WHAT TO DO:
(A) In the account of riding the iron-bar train below, repeat the passage word for word, beginning at the words "I always took" and ending after the words "in with me.".
(B) In the account of riding the iron-bar train below, what food did the travelers have with them?
(C) Continue the account of riding the iron-bar train below, picking up right after its final sentence.

DOCUMENT EXCERPT:

I always took my possessions with me: one new sheet and a white tablecloth with a monogram in the corner. We did not have much food, but at that point I was not really interested in food. All I cared about was finding a way to get home.

I remember the twenty-first of May. As usual, we came to the station very early. I wandered out onto the tracks and saw a long line of cars loaded with iron bars. There was a convoy of Russian soldiers accompanying the shipment of iron bars. I thought to myself, where can such a train be going, and quickly I found the answer. It must be going to the Soviet Union. If it is going to the Soviet Union, what direction must it take? It must go through Poland. Without any further thought I took a seat on the bars. My friend and her daughter climbed in with me.

The train gave a sudden lurch, and we were underway. We passed fields, forests, and meadows with grazing cows. It looked quite idyllic, but that very fact troubled me. The tranquility is unbelievable. How could life return to its normal patterns so quickly?

After about an hour the train stopped at a station. A young Russian soldier told us that we had to get off. “This is a military transport,” he said, “and civilians aren’t allowed to travel on this train.” What could we do now? We got off at the station, and when the soldier left we got on the train once more. At the next station we ran into the same problem. The soldier screamed, explained, ordered, but he could not guard all the cars at the same time, and as soon as he turned away from us we returned to the iron bars.

That was how we spent the first night on the iron bars. I did not even have a blanket to cover myself, and it was a cold night. In spite of the cold, I dozed, and the older lady tied my legs to the bars so I would not fall off the train. At night the train stopped for long stretches, moved a little, and then stopped again. If the train kept moving at this pace, I did not know whether I would be able to endure the trip. For food we had just one loaf of bread and a few pieces of sugar. If we had to stay on the train for a few weeks, what would we do then?

“Oh, ma’am,” the older lady said to me, “here comes the soldier. He is going to chase us out of the car.” We went down without being told, and a minute later we were back on the bars. This cat and mouse game with the soldiers made me angry. When the soldier appeared again at lunch time in order to repeat, “Citizens, you can’t travel here,” I asked him if he knew where we were returning from.

“I am a Communist,” I shouted from the train. “I am rushing back to my country because they are building a Socialist state there. Think! Maybe they need me there, and you just keep chasing me and harassing me, instead of finding out whether I am hungry.” I knew the Russian language very well, and anger gave wings to my words. Then, for the first time, I looked at his face. He was so young. He could not have been more than eighteen years old. He looked at me in astonishment, as if seeing me for the first time. I smiled at him and he answered me with a smile. He turned and left.

ENTRIES:

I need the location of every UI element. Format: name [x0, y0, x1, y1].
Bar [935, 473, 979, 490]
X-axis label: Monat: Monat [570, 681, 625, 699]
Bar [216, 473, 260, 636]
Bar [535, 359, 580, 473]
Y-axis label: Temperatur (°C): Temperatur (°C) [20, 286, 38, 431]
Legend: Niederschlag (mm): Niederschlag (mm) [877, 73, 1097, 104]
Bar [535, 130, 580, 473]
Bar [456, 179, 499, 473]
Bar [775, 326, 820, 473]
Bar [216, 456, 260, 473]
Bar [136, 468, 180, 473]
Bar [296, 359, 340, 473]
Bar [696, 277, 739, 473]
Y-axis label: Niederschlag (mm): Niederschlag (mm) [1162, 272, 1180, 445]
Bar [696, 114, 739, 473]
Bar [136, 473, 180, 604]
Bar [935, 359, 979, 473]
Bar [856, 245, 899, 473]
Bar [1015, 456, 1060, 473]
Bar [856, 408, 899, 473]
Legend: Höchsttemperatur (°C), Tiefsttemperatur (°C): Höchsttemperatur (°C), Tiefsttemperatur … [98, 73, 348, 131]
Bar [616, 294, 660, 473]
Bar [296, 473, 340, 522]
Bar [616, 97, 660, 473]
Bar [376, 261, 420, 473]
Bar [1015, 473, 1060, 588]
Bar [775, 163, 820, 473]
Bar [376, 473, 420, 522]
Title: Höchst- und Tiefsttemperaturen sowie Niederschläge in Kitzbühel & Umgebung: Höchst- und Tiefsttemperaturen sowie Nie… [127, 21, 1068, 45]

ANSWERS GIVEN:
(A)
I always took my possessions with me: one new sheet and a white tablecloth with a monogram in the corner. We did not have much food, but at that point I was not really interested in food. All I cared about was finding a way to get home.

I remember the twenty-first of May. As usual, we came to the station very early. I wandered out onto the tracks and saw a long line of cars loaded with iron bars. There was a convoy of Russian soldiers accompanying the shipment of iron bars. I thought to myself, where can such a train be going, and quickly I found the answer. It must be going to the Soviet Union. If it is going to the Soviet Union, what direction must it take? It must go through Poland. Without any further thought I took a seat on the bars. My friend and her daughter climbed in with me.

(B) One loaf of bread and a few pieces of sugar.

(C)
“Did you make things any better?” my friend asked. He would probably bring an officer who would chase us off the train for good. But he did not bring anybody. That evening he brought us half a loaf of army bread, some hot coffee, and a plate of soup. Later he brought a mattress and two blankets. We arranged ourselves in a booth between cars where it was warmer and safer. From that time on he brought us food every day. He did not ask questions. He just brought the food and left. Apparently, he was not supposed to speak to us.

At one of the stations, two Polish soldiers jumped into our car. They were dressed in Polish uniforms, with eagles on their hats. I rubbed my eyes, not believing what I was seeing. Polish soldiers. Where did they come from?

“Lady, why are you so surprised?” one of them asked. “You crossed the Polish border, ma’am. This is Poland,” he repeated, seeing that I had turned to stone.

I remember that at that very moment I smelled a different aroma coming in from the fields. The sky looked different above us; different roads, forests, meadows, all rushed by the train. How is it possible that I had not noticed? I was overwhelmed with joy. I started to sing, to shout with joy.

“Tell me, how are things in Poland? How are the people getting on? Have you been in Lublin? How are things in Warsaw?” I inundated them with questions.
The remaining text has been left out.